**EXERCISE PROMPT:**
Do any lines in the data below contain "Practice"? If so, copy every one of them.

**INPUT FOR THIS TASK:**

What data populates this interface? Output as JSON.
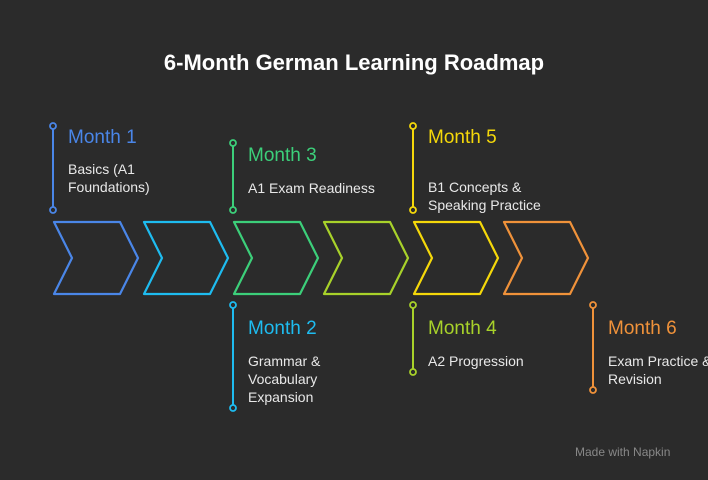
{
  "title": "6-Month German Learning Roadmap",
  "steps": [
    {
      "label": "Month 1",
      "desc": "Basics (A1 Foundations)",
      "color": "#4a86e8"
    },
    {
      "label": "Month 2",
      "desc": "Grammar & Vocabulary Expansion",
      "color": "#1ebcf0"
    },
    {
      "label": "Month 3",
      "desc": "A1 Exam Readiness",
      "color": "#3ccf7a"
    },
    {
      "label": "Month 4",
      "desc": "A2 Progression",
      "color": "#a8d22a"
    },
    {
      "label": "Month 5",
      "desc": "B1 Concepts & Speaking Practice",
      "color": "#f5d80a"
    },
    {
      "label": "Month 6",
      "desc": "Exam Practice & Revision",
      "color": "#f0923a"
    }
  ],
  "watermark": "Made with Napkin"
}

**TASK ANSWER:**
      "desc": "B1 Concepts & Speaking Practice",
      "desc": "Exam Practice & Revision",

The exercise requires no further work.